— Task statement —
Set out every line bearing the string "this".
■ ■ ■ ■ ■
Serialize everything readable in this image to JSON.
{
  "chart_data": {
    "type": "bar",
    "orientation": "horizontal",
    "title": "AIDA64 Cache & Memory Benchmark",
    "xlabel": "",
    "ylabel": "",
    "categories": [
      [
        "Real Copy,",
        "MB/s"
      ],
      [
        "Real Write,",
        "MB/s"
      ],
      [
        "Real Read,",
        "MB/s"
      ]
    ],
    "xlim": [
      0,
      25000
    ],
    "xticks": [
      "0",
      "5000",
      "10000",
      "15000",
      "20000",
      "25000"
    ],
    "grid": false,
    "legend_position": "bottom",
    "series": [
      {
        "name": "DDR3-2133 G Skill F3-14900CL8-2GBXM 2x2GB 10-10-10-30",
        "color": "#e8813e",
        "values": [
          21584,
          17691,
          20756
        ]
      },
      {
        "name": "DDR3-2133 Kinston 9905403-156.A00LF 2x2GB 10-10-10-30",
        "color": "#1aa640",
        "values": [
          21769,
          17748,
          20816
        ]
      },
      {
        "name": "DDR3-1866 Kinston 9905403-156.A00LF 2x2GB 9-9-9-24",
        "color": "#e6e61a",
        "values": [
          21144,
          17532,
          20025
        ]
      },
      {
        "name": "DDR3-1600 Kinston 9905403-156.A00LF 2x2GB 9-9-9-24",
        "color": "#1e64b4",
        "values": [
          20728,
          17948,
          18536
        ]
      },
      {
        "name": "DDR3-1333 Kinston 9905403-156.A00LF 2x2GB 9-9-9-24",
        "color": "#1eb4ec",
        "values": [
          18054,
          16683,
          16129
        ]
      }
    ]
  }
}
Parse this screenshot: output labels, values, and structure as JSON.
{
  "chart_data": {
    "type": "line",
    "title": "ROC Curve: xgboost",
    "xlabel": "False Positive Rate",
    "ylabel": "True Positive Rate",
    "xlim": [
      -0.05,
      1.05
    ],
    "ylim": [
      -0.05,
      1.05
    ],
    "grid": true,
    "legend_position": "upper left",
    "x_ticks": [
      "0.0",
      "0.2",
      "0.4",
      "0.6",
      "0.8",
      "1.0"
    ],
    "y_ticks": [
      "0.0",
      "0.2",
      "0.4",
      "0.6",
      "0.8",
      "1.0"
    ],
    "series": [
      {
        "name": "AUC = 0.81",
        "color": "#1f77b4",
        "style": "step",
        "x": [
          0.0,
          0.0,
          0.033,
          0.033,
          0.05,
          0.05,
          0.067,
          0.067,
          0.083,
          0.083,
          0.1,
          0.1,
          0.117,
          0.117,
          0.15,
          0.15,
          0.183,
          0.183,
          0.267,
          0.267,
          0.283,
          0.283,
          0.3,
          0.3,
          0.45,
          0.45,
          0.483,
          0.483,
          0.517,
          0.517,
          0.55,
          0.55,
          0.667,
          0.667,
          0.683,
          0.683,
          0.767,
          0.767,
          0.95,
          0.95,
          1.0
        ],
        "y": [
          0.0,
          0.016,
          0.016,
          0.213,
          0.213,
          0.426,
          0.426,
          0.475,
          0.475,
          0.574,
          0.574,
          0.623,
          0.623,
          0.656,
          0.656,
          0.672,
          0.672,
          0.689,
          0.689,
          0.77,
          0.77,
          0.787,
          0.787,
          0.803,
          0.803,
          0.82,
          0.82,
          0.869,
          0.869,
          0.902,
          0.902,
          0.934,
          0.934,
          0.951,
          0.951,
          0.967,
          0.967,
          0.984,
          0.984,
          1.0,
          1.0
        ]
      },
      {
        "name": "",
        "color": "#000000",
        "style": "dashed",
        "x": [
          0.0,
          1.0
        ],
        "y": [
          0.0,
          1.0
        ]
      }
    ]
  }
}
■ ■ ■ ■ ■
— Response —
Serialize everything readable in this image to JSON.
Parse this screenshot: output labels, values, and structure as JSON.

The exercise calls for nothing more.